** About this exercise **
Please find every line in the records below that contains the word "text", and copy it.

** Information supplied follows **

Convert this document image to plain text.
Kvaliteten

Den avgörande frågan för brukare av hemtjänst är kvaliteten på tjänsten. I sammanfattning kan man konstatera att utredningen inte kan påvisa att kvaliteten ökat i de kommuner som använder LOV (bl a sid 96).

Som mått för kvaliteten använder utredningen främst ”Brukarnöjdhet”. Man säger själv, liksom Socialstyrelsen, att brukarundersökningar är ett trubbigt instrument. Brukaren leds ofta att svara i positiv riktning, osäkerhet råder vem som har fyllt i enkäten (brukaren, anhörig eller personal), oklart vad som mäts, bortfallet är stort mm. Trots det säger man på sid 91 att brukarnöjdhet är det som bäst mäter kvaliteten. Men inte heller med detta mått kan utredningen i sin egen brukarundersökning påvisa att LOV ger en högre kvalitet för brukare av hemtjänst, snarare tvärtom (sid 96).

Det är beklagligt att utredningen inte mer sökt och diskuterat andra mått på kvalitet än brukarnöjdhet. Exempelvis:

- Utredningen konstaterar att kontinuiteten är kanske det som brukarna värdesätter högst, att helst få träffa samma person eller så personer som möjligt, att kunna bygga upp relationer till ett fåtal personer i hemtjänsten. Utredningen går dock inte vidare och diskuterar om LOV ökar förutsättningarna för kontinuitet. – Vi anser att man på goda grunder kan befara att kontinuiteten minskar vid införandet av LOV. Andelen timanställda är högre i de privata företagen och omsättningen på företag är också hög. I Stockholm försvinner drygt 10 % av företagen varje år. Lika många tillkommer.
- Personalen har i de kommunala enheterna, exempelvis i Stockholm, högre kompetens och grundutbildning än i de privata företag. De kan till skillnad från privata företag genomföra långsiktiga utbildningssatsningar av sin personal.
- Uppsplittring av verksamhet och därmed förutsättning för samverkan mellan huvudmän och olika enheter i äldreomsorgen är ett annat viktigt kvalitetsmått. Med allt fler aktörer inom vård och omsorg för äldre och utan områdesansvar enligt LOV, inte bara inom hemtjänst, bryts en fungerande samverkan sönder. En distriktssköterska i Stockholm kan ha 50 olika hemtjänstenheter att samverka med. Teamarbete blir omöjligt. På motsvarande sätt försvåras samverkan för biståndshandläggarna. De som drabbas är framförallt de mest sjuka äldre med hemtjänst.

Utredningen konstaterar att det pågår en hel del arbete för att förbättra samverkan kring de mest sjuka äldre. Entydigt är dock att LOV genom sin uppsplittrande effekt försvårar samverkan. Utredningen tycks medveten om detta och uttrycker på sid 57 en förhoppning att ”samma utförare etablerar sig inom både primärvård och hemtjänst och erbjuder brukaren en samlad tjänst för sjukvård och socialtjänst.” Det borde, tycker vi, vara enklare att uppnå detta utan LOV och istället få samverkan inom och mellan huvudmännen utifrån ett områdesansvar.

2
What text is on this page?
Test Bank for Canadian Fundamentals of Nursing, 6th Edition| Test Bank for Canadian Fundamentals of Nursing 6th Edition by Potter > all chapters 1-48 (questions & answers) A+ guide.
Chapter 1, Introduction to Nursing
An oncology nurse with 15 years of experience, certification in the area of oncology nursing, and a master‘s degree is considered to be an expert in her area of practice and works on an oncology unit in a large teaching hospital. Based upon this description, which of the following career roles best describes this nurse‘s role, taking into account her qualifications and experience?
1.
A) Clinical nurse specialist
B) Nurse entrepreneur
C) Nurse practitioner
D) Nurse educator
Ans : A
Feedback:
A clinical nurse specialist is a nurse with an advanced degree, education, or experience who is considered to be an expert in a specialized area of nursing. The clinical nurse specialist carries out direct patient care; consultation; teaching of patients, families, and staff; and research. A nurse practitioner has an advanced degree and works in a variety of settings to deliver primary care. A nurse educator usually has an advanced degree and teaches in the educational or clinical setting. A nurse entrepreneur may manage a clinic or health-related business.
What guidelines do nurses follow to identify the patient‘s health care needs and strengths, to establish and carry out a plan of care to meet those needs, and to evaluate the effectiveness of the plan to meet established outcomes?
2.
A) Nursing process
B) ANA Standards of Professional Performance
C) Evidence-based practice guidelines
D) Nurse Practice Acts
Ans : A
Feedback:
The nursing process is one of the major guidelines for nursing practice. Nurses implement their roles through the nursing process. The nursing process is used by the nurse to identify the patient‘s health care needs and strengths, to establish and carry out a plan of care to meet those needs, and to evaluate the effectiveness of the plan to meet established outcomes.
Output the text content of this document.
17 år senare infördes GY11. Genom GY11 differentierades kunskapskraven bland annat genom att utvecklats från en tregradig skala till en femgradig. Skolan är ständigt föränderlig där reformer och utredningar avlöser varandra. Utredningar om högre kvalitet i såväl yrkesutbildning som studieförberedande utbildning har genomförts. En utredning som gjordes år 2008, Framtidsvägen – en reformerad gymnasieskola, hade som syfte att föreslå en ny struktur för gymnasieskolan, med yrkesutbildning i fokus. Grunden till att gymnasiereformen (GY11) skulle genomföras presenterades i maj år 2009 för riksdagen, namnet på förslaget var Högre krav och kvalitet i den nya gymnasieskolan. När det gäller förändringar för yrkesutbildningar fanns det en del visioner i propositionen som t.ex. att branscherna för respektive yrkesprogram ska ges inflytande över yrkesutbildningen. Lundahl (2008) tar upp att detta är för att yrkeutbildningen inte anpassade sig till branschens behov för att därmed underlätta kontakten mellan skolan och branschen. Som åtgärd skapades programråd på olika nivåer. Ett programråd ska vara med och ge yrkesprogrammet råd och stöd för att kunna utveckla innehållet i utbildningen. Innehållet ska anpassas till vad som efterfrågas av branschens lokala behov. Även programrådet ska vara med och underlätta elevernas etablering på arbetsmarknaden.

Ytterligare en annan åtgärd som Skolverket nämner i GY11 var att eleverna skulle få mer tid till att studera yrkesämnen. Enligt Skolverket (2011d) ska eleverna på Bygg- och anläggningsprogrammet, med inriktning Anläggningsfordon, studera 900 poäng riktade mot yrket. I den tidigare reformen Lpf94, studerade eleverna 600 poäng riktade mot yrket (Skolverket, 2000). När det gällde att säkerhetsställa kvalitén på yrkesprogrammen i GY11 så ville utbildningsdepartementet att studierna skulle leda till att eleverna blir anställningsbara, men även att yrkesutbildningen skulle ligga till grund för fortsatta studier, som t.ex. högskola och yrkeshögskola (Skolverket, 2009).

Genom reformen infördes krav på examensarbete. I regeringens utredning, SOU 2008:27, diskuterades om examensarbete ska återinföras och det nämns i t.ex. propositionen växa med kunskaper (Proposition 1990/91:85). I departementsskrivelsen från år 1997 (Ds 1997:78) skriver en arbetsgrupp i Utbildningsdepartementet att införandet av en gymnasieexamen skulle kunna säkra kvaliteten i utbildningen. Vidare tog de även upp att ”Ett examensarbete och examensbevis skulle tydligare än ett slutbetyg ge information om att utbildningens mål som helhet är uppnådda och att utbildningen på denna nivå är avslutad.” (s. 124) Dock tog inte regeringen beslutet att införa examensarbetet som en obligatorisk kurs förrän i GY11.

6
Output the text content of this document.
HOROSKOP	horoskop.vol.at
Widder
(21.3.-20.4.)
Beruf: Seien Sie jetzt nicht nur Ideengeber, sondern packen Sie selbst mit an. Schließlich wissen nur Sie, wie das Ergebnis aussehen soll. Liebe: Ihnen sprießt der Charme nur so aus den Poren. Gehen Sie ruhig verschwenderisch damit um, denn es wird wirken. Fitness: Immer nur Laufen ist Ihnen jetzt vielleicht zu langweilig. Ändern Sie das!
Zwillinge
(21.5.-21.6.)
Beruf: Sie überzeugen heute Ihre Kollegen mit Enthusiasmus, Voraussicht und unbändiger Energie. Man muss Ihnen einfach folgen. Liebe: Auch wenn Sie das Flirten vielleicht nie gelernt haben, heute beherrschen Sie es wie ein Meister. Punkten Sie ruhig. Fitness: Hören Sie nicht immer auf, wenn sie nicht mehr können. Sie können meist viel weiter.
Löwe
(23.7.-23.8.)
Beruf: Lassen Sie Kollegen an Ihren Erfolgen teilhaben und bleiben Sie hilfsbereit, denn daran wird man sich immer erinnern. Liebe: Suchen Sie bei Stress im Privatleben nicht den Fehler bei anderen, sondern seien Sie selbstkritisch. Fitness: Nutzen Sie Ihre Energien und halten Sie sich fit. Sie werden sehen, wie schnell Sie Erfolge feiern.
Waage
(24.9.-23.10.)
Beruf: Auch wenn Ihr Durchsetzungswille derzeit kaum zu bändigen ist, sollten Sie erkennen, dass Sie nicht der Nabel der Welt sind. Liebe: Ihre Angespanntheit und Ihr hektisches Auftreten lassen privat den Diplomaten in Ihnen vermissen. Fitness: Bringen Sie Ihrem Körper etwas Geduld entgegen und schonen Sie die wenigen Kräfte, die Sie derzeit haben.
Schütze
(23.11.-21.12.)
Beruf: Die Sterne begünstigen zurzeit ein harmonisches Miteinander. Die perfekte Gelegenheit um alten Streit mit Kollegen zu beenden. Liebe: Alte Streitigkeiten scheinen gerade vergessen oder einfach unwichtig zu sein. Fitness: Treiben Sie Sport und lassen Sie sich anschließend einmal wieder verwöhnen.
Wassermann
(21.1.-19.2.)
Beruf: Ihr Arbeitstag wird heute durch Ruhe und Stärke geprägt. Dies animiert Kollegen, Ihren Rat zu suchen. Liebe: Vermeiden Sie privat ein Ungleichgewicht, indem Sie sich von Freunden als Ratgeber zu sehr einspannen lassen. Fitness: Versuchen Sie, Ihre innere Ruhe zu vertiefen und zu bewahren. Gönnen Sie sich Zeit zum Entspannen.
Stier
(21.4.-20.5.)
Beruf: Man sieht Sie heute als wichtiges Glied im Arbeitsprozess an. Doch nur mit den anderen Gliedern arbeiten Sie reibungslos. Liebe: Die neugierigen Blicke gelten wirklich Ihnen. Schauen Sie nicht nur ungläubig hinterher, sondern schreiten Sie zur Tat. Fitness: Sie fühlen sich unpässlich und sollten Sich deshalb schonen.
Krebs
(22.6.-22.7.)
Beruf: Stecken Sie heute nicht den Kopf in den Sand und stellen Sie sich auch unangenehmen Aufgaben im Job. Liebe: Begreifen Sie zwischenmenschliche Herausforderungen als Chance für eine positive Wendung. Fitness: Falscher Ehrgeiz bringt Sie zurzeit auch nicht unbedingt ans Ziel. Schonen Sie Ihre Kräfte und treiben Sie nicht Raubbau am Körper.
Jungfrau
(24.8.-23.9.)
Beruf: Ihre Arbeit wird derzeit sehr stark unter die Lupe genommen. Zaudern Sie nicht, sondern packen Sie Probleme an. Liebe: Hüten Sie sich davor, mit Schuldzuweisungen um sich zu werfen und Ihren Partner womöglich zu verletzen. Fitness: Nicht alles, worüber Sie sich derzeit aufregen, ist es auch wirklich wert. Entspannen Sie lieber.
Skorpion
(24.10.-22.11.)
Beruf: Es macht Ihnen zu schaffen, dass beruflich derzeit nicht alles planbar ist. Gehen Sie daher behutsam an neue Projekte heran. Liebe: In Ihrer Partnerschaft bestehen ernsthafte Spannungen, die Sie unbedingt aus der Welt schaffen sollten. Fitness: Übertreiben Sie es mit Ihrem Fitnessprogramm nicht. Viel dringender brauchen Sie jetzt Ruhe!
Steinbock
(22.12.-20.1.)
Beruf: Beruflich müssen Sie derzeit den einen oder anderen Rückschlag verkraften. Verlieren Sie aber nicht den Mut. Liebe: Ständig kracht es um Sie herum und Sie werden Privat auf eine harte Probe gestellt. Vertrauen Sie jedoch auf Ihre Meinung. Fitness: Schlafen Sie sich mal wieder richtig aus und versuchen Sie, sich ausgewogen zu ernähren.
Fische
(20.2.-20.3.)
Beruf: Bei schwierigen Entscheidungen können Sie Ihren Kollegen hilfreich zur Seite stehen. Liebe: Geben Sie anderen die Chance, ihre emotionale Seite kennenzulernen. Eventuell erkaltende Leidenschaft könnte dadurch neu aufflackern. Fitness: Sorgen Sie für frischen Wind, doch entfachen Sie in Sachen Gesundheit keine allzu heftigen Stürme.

** End of Information supplied **

** Written response **
Convert this document image to plain text.
What text is on this page?
Output the text content of this document.
Output the text content of this document.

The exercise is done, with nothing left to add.